Written task :: Can you rewrite the material as a Markdown table with the columns Row and Line, starting at its first line and ending at the line that contains "- svg-text:Waist: Waist: [770, 116, 821, 137]", both included? Leave out any blank lines.

** start of Supplied information **

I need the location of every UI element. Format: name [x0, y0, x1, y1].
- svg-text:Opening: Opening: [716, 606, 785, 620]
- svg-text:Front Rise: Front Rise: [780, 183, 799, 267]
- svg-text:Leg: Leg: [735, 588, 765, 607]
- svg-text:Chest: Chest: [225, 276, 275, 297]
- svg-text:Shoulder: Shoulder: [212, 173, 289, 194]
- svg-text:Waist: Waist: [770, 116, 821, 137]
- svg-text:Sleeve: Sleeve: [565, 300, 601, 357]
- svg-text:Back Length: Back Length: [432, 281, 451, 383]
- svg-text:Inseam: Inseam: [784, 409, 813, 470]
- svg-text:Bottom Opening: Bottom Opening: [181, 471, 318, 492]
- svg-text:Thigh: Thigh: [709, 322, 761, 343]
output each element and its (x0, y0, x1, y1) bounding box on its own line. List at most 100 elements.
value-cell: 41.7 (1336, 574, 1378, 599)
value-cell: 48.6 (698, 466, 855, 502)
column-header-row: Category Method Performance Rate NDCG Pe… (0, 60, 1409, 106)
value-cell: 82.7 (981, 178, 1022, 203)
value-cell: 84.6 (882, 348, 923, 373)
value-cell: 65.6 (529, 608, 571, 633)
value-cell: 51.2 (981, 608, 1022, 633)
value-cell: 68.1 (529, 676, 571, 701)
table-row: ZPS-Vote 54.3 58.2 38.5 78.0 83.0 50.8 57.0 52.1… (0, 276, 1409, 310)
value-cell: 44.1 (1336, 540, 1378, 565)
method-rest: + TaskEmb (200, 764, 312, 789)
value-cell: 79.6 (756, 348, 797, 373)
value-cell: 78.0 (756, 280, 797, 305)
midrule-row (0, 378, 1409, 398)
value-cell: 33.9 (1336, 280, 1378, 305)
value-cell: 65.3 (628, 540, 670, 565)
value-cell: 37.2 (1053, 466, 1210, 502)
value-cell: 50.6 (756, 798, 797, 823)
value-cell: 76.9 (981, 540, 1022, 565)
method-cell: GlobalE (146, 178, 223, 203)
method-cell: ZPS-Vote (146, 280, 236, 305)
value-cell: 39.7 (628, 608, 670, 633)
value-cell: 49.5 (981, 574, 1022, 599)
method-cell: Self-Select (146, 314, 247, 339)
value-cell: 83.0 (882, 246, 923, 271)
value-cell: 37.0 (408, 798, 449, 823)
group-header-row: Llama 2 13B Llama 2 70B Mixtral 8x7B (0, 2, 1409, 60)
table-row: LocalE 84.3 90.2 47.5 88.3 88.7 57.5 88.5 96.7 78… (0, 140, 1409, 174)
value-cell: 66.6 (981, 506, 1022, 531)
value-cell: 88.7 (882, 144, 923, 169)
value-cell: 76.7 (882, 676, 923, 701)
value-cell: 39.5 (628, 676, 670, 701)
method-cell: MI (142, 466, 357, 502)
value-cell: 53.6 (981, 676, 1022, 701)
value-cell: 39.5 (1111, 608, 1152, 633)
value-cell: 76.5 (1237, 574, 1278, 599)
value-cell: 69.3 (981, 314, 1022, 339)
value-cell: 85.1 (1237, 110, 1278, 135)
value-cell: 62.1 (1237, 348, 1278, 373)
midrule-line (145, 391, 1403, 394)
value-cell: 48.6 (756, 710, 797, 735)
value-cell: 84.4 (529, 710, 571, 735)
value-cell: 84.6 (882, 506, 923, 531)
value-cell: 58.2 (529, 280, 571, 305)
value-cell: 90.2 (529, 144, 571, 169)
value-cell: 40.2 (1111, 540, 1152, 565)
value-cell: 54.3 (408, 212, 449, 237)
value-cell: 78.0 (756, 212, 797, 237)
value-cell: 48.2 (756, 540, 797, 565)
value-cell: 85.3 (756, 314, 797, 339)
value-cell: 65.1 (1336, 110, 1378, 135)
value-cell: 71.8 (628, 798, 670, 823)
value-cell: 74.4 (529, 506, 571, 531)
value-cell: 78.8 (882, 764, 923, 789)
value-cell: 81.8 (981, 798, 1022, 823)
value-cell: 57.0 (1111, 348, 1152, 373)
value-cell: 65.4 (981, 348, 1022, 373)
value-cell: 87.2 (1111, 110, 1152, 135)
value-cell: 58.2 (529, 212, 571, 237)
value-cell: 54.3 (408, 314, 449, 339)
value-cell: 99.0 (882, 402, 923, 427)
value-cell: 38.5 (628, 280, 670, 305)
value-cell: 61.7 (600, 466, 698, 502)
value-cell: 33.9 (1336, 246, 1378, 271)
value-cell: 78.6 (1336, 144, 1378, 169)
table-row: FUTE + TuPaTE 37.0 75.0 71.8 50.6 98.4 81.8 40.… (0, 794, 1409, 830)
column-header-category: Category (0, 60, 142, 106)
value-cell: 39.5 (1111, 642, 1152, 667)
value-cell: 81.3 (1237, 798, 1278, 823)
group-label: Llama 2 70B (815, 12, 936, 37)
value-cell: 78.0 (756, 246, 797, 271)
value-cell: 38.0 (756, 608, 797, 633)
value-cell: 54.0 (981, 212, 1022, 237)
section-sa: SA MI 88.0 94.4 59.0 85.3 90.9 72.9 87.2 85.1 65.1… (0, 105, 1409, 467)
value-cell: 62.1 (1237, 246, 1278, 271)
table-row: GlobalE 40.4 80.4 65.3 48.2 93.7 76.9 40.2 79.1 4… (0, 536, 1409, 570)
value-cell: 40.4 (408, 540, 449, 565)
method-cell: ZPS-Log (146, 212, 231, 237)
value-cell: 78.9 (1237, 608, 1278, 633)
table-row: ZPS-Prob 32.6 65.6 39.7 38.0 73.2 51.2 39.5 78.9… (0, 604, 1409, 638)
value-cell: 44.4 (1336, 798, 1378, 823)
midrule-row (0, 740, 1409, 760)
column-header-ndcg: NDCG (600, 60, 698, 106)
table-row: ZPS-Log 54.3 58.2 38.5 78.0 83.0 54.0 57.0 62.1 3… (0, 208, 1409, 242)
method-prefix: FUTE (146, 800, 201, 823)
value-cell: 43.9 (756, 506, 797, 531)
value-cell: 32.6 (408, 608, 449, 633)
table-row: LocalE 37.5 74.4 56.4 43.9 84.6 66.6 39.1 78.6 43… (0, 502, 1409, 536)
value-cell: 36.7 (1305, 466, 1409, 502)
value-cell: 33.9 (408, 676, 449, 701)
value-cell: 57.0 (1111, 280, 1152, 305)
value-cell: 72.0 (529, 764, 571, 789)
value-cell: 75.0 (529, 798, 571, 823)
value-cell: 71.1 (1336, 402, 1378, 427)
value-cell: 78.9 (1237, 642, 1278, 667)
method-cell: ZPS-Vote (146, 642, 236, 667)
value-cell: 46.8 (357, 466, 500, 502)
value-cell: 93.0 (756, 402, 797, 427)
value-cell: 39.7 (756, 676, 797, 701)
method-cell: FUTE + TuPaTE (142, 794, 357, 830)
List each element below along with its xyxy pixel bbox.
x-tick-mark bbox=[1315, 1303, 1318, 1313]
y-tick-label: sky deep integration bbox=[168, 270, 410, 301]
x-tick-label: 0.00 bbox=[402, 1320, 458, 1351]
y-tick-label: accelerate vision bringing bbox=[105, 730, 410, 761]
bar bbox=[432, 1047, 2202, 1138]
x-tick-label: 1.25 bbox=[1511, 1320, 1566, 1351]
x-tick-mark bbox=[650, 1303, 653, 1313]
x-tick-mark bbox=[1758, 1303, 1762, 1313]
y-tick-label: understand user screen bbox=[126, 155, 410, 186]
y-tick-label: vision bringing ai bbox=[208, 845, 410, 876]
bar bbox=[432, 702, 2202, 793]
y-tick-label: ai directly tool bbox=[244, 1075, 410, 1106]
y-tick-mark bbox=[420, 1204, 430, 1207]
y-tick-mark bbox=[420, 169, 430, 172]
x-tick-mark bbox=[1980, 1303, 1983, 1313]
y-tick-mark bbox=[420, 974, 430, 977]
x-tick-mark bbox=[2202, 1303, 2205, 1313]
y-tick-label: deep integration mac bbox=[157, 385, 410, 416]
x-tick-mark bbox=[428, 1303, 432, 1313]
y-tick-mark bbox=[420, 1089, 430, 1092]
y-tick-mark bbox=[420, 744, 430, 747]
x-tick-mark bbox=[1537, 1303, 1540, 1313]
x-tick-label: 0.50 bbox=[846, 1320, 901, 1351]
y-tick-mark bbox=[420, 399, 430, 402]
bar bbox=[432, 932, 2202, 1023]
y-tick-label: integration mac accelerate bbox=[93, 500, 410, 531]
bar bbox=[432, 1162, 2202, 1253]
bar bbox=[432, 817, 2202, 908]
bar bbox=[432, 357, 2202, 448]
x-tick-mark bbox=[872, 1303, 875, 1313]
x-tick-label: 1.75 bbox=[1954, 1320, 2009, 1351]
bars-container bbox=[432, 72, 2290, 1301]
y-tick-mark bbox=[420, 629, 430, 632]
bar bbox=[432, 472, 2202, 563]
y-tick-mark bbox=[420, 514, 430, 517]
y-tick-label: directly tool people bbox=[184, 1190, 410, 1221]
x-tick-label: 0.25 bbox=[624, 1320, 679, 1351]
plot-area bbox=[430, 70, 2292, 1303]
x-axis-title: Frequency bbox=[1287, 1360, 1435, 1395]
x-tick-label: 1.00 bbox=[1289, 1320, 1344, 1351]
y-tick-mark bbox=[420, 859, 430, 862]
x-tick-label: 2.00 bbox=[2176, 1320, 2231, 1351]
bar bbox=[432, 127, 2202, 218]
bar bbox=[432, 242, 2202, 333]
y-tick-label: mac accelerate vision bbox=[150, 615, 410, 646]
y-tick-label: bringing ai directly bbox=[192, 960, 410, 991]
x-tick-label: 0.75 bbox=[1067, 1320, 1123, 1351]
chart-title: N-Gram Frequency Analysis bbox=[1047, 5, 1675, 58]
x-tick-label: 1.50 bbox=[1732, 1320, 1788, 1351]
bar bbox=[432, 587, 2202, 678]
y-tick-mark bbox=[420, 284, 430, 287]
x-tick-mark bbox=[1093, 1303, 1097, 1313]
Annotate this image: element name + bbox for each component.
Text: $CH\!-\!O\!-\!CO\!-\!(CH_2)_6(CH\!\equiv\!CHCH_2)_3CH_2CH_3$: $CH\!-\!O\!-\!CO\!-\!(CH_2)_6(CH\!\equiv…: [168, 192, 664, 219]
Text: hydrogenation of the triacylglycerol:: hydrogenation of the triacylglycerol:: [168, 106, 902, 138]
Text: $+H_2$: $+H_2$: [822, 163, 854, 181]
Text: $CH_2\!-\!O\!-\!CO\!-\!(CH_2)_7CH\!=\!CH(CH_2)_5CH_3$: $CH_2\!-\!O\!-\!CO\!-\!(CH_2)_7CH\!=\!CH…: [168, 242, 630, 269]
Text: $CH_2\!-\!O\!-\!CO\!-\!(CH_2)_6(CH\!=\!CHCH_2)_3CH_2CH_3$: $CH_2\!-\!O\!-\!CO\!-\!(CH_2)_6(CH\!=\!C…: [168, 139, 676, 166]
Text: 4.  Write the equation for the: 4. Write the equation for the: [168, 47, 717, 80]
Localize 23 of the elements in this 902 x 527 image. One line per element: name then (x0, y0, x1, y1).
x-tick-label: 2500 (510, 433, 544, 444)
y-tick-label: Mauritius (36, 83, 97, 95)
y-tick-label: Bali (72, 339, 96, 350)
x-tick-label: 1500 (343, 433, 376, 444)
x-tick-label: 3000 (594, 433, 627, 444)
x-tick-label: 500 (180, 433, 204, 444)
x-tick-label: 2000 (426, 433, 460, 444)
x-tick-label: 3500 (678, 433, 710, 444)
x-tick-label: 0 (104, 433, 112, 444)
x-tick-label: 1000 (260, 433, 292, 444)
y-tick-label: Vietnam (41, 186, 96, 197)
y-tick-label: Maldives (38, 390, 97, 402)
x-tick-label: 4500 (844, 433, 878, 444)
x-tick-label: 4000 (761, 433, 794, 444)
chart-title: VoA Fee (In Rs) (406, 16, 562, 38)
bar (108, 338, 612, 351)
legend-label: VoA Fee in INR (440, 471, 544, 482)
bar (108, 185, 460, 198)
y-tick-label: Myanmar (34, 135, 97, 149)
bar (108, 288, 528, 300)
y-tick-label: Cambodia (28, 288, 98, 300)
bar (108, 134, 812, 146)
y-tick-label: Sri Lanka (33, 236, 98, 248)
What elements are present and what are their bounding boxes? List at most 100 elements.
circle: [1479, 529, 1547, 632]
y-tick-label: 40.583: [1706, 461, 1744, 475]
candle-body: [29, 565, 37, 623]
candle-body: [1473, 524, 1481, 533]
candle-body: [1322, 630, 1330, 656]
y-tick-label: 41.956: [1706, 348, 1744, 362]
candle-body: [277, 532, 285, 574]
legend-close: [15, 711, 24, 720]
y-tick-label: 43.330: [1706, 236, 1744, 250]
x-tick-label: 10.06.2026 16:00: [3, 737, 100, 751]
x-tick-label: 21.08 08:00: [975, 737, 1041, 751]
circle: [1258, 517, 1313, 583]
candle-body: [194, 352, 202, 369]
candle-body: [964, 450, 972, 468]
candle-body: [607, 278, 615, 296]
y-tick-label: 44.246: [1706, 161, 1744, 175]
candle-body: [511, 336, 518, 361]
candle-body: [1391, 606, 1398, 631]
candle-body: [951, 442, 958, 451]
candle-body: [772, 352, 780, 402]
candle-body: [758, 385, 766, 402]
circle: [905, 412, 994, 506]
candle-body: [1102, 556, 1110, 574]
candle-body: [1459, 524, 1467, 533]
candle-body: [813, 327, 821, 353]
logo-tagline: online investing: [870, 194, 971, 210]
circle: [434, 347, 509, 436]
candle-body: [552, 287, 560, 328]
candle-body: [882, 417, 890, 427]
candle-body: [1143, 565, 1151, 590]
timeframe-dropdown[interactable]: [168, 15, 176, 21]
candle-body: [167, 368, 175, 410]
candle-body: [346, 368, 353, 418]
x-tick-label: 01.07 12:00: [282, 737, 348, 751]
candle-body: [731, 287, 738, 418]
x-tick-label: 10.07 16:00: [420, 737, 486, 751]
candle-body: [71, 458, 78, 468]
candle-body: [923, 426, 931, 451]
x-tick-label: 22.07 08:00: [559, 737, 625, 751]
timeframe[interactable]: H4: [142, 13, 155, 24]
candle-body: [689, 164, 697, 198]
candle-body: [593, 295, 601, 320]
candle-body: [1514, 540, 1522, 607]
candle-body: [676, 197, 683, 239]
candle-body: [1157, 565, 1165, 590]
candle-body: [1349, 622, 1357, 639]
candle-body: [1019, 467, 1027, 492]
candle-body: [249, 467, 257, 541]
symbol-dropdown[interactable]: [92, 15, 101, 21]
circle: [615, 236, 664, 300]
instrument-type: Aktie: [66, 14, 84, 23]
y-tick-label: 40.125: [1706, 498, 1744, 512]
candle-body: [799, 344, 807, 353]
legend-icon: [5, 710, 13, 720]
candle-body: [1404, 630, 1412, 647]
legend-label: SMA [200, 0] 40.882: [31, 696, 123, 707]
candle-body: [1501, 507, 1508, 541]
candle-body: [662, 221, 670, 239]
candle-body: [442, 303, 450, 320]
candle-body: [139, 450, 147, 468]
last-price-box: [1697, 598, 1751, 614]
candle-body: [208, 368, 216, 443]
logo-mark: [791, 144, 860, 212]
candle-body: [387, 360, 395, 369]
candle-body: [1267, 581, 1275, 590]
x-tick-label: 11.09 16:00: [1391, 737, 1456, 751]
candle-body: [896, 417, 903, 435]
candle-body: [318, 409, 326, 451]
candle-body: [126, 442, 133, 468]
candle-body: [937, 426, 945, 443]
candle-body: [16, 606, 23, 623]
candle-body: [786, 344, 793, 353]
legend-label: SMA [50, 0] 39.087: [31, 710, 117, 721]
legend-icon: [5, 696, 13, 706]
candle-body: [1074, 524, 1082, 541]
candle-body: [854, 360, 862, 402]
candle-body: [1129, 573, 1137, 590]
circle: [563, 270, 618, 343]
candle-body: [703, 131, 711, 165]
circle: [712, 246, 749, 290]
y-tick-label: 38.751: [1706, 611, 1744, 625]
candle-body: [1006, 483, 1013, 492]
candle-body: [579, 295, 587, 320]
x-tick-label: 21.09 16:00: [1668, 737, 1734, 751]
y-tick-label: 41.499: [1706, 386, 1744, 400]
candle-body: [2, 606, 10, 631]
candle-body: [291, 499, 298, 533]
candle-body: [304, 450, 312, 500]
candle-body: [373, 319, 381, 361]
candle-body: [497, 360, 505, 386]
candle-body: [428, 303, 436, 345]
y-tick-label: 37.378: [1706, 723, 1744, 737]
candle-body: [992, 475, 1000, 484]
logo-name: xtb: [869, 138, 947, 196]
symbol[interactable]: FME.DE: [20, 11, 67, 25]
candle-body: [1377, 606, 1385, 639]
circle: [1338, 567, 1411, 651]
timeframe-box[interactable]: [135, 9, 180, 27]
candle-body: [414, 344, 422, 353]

** end of Supplied information **

Final result ::
| Row | Line |
|---|---|
| 1 | I need the location of every UI element. Format: name [x0, y0, x1, y1]. |
| 2 | - svg-text:Opening: Opening: [716, 606, 785, 620] |
| 3 | - svg-text:Front Rise: Front Rise: [780, 183, 799, 267] |
| 4 | - svg-text:Leg: Leg: [735, 588, 765, 607] |
| 5 | - svg-text:Chest: Chest: [225, 276, 275, 297] |
| 6 | - svg-text:Shoulder: Shoulder: [212, 173, 289, 194] |
| 7 | - svg-text:Waist: Waist: [770, 116, 821, 137] |